Exercise task
Output the full listing word for word.

Input data

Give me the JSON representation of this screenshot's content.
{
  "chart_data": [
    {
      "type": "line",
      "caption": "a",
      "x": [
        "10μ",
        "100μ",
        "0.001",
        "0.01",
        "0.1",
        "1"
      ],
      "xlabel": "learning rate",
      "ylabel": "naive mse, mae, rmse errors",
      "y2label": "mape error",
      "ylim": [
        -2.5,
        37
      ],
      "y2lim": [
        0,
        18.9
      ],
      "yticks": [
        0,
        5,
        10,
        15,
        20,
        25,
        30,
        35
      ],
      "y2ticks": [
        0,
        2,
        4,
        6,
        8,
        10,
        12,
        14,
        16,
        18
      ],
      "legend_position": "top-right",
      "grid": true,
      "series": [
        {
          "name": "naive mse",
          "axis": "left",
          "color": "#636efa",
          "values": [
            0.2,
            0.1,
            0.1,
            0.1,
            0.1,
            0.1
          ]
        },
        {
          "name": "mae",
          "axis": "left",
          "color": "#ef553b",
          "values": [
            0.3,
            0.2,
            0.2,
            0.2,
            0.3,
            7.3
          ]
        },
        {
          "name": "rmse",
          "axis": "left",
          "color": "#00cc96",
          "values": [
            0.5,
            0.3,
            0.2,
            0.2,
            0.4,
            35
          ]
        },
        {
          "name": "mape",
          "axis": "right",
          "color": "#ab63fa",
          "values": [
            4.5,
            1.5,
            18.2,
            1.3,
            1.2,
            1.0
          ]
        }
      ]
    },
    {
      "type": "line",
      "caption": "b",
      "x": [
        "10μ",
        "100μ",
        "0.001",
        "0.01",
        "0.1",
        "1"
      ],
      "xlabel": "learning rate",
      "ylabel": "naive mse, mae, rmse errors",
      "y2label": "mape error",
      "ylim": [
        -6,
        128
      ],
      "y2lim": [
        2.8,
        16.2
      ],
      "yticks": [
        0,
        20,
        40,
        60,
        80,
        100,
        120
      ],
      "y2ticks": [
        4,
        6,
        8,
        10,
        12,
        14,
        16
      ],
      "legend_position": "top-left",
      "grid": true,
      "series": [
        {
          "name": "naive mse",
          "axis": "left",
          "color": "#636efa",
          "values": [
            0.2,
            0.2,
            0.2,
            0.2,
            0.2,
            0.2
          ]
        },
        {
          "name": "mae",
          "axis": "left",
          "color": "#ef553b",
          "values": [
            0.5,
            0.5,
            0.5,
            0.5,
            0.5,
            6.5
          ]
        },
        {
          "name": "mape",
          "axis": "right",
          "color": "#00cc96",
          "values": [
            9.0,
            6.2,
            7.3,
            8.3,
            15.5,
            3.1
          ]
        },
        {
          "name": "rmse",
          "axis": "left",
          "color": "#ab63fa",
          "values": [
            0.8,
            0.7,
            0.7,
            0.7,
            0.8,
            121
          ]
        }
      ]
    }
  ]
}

Result below
Give me the JSON representation of this screenshot's content.
{
  "chart_data": [
    {
      "type": "line",
      "caption": "a",
      "x": [
        "10μ",
        "100μ",
        "0.001",
        "0.01",
        "0.1",
        "1"
      ],
      "xlabel": "learning rate",
      "ylabel": "naive mse, mae, rmse errors",
      "y2label": "mape error",
      "ylim": [
        -2.5,
        37
      ],
      "y2lim": [
        0,
        18.9
      ],
      "yticks": [
        0,
        5,
        10,
        15,
        20,
        25,
        30,
        35
      ],
      "y2ticks": [
        0,
        2,
        4,
        6,
        8,
        10,
        12,
        14,
        16,
        18
      ],
      "legend_position": "top-right",
      "grid": true,
      "series": [
        {
          "name": "naive mse",
          "axis": "left",
          "color": "#636efa",
          "values": [
            0.2,
            0.1,
            0.1,
            0.1,
            0.1,
            0.1
          ]
        },
        {
          "name": "mae",
          "axis": "left",
          "color": "#ef553b",
          "values": [
            0.3,
            0.2,
            0.2,
            0.2,
            0.3,
            7.3
          ]
        },
        {
          "name": "rmse",
          "axis": "left",
          "color": "#00cc96",
          "values": [
            0.5,
            0.3,
            0.2,
            0.2,
            0.4,
            35
          ]
        },
        {
          "name": "mape",
          "axis": "right",
          "color": "#ab63fa",
          "values": [
            4.5,
            1.5,
            18.2,
            1.3,
            1.2,
            1.0
          ]
        }
      ]
    },
    {
      "type": "line",
      "caption": "b",
      "x": [
        "10μ",
        "100μ",
        "0.001",
        "0.01",
        "0.1",
        "1"
      ],
      "xlabel": "learning rate",
      "ylabel": "naive mse, mae, rmse errors",
      "y2label": "mape error",
      "ylim": [
        -6,
        128
      ],
      "y2lim": [
        2.8,
        16.2
      ],
      "yticks": [
        0,
        20,
        40,
        60,
        80,
        100,
        120
      ],
      "y2ticks": [
        4,
        6,
        8,
        10,
        12,
        14,
        16
      ],
      "legend_position": "top-left",
      "grid": true,
      "series": [
        {
          "name": "naive mse",
          "axis": "left",
          "color": "#636efa",
          "values": [
            0.2,
            0.2,
            0.2,
            0.2,
            0.2,
            0.2
          ]
        },
        {
          "name": "mae",
          "axis": "left",
          "color": "#ef553b",
          "values": [
            0.5,
            0.5,
            0.5,
            0.5,
            0.5,
            6.5
          ]
        },
        {
          "name": "mape",
          "axis": "right",
          "color": "#00cc96",
          "values": [
            9.0,
            6.2,
            7.3,
            8.3,
            15.5,
            3.1
          ]
        },
        {
          "name": "rmse",
          "axis": "left",
          "color": "#ab63fa",
          "values": [
            0.8,
            0.7,
            0.7,
            0.7,
            0.8,
            121
          ]
        }
      ]
    }
  ]
}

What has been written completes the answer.